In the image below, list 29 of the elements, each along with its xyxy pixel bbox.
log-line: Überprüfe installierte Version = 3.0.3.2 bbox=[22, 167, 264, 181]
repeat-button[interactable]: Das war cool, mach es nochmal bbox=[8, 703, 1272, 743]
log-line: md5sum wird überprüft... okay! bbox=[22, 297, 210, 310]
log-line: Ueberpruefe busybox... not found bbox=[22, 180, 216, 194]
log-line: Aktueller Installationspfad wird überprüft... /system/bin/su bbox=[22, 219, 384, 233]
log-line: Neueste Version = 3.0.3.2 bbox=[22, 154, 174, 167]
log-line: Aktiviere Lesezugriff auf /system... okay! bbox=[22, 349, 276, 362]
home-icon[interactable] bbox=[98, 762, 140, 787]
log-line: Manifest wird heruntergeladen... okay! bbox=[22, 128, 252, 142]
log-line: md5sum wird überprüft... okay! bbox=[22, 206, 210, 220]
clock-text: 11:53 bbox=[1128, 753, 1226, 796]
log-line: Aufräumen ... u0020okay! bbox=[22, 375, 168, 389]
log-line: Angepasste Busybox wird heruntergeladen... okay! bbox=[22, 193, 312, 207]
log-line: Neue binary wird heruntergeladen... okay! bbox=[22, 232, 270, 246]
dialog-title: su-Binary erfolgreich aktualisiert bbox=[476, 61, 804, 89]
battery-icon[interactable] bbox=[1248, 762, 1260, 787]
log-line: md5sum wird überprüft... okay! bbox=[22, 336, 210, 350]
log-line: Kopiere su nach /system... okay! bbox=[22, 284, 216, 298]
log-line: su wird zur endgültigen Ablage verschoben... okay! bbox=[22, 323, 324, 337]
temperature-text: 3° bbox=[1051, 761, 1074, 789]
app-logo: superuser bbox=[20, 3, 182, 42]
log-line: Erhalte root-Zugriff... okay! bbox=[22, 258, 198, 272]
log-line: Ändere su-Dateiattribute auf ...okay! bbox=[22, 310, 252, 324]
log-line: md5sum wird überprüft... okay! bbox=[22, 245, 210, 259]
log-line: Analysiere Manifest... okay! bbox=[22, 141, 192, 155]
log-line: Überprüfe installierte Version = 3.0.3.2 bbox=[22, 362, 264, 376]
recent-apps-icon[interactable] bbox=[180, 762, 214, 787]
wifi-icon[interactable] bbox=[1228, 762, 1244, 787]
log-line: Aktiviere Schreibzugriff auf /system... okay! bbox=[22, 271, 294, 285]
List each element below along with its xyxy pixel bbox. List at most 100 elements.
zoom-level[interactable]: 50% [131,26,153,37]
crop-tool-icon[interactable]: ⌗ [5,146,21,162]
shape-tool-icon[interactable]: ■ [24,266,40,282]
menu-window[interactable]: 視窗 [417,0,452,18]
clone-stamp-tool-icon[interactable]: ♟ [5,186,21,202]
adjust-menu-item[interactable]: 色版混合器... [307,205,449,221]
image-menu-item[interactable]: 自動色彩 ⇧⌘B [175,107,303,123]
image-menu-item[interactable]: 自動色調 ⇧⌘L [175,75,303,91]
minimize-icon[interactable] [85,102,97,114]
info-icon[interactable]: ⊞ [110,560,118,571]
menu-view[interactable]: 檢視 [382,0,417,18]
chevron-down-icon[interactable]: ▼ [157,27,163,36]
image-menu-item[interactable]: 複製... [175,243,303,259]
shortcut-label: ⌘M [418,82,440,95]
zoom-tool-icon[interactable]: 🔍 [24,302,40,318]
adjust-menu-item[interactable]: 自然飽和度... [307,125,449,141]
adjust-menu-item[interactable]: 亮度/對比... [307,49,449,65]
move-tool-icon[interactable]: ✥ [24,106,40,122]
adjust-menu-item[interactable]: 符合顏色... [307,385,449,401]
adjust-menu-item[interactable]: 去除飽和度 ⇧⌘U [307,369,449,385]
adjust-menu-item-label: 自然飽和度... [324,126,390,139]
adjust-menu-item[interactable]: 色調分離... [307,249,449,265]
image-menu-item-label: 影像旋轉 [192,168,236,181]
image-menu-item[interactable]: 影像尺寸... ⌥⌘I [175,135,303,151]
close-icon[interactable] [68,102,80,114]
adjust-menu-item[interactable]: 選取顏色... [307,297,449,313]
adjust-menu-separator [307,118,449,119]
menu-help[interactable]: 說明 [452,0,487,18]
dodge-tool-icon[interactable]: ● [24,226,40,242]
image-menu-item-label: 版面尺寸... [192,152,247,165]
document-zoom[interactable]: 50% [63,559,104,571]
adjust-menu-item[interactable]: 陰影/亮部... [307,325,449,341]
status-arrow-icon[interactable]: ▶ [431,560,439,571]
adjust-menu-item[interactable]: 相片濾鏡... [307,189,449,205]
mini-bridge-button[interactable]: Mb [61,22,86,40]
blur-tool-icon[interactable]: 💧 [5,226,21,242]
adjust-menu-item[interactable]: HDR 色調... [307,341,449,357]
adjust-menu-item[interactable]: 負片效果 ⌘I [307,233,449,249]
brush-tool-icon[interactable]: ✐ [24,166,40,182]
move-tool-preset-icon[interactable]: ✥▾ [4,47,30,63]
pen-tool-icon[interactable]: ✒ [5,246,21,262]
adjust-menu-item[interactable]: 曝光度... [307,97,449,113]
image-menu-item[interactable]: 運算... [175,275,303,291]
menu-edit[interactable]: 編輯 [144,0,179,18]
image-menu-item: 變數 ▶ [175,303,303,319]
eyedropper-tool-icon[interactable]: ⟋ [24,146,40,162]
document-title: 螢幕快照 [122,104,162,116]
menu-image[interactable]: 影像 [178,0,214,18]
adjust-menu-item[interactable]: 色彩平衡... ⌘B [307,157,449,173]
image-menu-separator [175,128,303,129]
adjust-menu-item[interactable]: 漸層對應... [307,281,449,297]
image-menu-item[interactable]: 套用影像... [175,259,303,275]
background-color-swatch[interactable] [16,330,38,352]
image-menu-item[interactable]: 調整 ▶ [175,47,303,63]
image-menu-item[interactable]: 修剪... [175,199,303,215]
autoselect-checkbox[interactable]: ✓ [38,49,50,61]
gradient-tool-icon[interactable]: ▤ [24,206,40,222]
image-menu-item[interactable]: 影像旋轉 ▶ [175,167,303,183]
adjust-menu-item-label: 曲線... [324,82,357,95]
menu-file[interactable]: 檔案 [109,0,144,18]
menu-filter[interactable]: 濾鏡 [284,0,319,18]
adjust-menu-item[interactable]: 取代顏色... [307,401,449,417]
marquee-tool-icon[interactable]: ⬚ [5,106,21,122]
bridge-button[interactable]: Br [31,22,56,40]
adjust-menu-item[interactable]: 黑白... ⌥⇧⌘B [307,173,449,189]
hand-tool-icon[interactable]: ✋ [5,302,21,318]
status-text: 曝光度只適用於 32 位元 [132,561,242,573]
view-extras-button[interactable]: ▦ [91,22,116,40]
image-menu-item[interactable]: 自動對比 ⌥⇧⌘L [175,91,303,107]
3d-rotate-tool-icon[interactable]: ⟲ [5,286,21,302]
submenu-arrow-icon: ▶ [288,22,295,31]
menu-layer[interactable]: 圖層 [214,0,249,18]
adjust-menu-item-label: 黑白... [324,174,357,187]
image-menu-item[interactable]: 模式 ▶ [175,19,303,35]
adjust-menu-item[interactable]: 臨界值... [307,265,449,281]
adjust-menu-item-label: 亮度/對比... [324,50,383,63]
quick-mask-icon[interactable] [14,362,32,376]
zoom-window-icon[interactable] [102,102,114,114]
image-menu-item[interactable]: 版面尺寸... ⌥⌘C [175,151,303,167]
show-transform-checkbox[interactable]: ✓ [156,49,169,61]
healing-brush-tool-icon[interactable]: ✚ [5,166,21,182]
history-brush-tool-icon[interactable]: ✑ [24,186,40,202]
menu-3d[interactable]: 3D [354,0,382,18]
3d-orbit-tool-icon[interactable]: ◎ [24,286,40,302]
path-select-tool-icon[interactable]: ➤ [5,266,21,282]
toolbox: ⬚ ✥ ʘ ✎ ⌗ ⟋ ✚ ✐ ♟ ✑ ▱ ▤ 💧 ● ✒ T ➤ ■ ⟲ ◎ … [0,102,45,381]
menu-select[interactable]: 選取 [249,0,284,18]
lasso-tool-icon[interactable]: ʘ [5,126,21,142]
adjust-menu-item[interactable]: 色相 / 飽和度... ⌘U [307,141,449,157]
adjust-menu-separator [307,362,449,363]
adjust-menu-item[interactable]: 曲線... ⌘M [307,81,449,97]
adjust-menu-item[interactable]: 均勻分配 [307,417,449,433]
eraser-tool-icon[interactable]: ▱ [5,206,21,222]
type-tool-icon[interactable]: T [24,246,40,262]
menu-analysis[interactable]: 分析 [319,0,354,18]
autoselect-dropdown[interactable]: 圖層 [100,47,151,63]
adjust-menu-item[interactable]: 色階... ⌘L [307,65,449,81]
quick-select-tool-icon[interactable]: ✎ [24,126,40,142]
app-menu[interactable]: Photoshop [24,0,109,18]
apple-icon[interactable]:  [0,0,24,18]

◆ **Exercise aim**
Gather every line from the records above that contains the string "Manifest", matching its case exactly.

◆ **Finished answer**
log-line: Manifest wird heruntergeladen... okay! bbox=[22, 128, 252, 142]
log-line: Analysiere Manifest... okay! bbox=[22, 141, 192, 155]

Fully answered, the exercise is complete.